# REQUIRED WORK
Check every line of the material below for the string "document", and return the ones that have it.
##### SOURCE DATA
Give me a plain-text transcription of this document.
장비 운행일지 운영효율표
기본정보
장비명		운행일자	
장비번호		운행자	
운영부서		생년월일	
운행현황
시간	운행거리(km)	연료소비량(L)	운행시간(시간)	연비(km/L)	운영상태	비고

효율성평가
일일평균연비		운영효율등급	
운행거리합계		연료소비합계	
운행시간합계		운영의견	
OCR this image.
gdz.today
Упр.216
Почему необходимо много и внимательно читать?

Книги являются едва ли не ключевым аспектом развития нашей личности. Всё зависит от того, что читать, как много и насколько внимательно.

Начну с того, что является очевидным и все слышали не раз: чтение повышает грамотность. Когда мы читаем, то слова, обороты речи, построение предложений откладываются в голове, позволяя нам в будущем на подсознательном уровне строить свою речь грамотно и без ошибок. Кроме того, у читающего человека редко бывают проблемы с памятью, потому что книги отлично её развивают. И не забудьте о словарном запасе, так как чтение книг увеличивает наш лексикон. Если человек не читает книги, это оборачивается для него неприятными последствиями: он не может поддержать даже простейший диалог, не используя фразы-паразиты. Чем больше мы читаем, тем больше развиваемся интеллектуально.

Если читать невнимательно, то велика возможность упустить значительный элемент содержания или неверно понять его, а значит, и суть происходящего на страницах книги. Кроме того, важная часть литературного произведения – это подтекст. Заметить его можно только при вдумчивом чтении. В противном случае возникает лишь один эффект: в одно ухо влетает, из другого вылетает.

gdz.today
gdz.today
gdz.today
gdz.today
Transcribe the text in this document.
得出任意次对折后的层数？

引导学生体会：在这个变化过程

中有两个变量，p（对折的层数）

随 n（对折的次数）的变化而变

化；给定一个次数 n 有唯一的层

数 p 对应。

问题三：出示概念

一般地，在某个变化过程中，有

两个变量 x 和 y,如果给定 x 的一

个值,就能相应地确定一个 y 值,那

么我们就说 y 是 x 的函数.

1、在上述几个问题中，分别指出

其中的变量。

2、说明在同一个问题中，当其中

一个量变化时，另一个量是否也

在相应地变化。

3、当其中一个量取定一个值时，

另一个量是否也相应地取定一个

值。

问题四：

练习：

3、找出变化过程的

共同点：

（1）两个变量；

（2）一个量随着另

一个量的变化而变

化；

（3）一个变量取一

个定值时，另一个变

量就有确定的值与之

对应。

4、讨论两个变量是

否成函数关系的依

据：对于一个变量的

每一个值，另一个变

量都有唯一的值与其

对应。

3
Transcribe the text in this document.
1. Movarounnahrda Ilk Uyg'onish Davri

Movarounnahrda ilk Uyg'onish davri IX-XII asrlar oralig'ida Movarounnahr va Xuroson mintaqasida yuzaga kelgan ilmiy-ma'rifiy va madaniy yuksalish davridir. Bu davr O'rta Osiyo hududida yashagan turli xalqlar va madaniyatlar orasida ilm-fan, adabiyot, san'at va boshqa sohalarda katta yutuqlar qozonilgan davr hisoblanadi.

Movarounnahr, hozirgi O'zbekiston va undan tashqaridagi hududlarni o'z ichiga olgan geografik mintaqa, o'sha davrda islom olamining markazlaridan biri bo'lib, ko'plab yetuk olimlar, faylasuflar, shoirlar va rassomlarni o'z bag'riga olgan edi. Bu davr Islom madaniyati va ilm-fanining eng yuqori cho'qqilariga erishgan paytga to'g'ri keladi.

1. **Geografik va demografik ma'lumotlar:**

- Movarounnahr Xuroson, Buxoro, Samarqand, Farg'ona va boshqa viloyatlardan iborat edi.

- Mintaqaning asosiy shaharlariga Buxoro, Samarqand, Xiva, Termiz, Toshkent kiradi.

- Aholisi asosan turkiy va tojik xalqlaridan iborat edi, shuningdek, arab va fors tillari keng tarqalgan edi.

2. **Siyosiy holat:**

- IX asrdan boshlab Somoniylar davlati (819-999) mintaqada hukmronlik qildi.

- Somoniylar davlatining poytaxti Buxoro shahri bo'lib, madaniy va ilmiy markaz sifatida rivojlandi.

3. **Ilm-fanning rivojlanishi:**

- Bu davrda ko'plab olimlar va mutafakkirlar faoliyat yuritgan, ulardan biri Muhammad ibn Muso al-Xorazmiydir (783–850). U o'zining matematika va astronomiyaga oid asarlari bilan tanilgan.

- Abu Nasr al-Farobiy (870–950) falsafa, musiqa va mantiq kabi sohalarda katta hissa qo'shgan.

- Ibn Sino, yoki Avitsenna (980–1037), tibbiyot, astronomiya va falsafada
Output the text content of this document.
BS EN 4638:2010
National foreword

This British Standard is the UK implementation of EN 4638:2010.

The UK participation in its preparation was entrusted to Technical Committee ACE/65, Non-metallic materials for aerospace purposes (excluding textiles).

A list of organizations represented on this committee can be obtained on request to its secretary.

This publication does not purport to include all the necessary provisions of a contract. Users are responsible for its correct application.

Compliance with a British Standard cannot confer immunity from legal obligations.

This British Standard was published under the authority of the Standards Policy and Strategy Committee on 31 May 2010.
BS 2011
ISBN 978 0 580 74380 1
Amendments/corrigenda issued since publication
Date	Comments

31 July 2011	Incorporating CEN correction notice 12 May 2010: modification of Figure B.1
##########
# THE OUTPUT
Give me a plain-text transcription of this document.
Transcribe the text in this document.
Transcribe the text in this document.
Output the text content of this document.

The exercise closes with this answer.